_DATA RECORDS_
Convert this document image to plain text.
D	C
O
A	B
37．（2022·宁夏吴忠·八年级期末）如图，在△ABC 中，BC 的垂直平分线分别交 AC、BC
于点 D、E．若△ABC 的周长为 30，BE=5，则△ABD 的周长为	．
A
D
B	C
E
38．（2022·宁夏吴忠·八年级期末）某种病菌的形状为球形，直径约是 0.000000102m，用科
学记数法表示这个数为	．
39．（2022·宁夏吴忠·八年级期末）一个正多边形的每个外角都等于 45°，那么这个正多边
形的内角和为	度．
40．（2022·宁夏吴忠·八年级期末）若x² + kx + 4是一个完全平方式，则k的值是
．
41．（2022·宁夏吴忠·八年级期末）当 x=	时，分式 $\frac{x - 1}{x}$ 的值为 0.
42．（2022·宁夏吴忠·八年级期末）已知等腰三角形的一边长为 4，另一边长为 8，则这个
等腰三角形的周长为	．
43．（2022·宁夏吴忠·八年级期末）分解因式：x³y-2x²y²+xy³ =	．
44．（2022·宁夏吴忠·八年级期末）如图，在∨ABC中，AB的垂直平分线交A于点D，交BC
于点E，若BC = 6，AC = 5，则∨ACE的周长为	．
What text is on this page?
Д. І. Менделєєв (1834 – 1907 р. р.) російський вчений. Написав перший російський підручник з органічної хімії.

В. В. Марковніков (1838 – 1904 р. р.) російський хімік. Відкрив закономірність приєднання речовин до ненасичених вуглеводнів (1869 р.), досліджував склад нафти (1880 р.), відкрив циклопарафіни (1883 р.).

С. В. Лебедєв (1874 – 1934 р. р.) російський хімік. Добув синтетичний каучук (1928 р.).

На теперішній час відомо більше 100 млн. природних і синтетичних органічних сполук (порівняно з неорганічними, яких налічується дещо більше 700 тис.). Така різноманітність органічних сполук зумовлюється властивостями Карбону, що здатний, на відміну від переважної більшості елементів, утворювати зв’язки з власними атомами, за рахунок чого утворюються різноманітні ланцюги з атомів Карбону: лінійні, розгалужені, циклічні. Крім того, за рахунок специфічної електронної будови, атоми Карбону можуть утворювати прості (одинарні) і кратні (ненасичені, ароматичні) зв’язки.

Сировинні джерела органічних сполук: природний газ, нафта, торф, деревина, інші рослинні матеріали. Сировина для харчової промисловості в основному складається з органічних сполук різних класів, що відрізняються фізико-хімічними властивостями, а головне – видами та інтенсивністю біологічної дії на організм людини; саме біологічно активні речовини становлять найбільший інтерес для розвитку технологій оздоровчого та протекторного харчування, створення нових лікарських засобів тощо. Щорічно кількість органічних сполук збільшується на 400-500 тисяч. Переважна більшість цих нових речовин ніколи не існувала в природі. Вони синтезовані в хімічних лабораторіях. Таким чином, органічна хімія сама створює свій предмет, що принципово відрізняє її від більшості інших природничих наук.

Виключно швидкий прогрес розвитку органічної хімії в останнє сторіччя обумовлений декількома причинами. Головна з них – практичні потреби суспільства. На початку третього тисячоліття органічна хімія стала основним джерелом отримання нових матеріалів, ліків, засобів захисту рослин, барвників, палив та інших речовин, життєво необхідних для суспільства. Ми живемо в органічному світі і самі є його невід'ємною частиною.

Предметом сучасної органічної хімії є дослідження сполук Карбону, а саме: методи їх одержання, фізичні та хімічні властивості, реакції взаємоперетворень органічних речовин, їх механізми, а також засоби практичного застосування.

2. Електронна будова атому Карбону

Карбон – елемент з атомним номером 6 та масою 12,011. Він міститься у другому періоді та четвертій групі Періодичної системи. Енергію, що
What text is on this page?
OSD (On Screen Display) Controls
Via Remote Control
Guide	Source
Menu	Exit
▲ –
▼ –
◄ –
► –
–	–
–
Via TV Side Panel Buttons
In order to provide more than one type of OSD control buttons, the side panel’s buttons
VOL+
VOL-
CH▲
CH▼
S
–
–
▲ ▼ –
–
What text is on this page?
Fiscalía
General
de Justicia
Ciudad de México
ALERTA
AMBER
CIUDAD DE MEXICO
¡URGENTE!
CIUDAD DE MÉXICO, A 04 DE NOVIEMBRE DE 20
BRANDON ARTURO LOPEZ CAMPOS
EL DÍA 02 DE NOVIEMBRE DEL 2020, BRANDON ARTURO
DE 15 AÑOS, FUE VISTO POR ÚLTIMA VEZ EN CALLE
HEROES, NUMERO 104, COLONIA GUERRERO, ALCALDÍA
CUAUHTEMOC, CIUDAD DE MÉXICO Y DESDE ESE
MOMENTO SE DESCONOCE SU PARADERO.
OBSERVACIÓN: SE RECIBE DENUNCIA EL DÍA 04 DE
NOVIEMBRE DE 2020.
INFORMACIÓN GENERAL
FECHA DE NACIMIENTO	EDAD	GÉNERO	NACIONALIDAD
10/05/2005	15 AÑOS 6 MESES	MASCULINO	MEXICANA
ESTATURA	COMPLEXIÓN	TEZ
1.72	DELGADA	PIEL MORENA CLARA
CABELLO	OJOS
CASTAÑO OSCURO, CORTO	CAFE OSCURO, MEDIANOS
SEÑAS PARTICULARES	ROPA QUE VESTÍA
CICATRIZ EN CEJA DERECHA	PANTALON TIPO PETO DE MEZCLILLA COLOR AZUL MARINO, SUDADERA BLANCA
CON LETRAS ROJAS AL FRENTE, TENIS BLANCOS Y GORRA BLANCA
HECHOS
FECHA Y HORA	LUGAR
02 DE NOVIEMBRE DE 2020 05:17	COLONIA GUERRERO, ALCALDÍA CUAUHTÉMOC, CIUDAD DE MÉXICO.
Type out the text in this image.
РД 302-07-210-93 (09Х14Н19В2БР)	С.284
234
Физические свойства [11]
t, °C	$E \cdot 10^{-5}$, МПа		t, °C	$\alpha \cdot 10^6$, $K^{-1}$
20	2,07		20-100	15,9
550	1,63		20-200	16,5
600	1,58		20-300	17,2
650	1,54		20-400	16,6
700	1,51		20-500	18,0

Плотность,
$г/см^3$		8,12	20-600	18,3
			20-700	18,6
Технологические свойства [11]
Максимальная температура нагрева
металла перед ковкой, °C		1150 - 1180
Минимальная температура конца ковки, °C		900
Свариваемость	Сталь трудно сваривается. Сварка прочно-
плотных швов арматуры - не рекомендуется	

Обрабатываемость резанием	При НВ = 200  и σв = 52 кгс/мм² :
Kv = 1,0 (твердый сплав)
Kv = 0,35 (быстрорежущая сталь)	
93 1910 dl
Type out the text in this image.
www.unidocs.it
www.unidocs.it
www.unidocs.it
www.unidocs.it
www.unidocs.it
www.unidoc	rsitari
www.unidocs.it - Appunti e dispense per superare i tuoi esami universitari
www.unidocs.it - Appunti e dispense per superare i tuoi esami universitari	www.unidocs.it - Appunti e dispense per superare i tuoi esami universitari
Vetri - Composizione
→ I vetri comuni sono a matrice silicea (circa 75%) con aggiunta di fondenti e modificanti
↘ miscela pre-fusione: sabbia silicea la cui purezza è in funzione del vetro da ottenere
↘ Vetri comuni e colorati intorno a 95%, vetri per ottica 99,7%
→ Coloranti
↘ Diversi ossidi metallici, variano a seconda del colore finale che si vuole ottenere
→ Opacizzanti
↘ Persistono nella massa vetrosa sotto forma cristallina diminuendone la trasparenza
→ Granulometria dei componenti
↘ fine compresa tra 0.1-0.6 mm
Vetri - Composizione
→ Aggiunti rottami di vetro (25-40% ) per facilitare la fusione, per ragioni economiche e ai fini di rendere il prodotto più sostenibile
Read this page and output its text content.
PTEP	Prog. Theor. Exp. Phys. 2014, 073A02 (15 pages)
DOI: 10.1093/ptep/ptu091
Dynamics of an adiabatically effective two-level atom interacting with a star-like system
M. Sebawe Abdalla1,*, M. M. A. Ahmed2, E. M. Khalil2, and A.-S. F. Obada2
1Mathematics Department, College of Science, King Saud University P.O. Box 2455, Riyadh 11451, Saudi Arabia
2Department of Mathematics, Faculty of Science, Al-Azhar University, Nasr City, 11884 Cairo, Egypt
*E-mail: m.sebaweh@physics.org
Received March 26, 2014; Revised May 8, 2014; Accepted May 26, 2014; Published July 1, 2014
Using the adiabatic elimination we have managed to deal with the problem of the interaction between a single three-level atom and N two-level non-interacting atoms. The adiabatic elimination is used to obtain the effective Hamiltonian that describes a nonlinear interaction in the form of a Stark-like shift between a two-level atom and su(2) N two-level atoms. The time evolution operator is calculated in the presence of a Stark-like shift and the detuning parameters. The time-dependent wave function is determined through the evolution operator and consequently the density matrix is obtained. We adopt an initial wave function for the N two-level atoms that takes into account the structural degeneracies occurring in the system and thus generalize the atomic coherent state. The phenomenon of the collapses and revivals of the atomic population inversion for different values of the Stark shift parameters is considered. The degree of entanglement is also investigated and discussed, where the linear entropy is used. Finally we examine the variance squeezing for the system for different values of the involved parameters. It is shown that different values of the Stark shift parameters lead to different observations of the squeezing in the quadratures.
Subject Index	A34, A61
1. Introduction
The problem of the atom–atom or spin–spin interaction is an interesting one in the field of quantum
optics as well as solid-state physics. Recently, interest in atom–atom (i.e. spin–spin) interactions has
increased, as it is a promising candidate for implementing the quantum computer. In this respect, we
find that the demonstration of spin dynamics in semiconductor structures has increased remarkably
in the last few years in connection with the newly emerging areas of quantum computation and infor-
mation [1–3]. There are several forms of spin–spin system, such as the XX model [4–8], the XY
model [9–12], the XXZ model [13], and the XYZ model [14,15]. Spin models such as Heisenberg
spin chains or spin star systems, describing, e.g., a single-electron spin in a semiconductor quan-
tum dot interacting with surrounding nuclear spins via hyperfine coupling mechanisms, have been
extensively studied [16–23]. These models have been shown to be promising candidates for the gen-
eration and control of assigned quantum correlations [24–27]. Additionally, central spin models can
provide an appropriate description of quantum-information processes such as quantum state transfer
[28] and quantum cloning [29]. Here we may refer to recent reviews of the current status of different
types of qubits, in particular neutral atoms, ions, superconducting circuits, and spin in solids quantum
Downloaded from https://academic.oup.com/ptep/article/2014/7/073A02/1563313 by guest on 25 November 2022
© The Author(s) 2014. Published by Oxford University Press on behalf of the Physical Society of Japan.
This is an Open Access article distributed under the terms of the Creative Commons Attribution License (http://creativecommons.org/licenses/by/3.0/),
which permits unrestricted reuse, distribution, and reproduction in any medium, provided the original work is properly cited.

_WHAT THE EXERCISE ASKS_
From the listing, copy every line where the string "BRANDON" appears.

_OUTPUT OF THE EXERCISE_
BRANDON ARTURO LOPEZ CAMPOS
EL DÍA 02 DE NOVIEMBRE DEL 2020, BRANDON ARTURO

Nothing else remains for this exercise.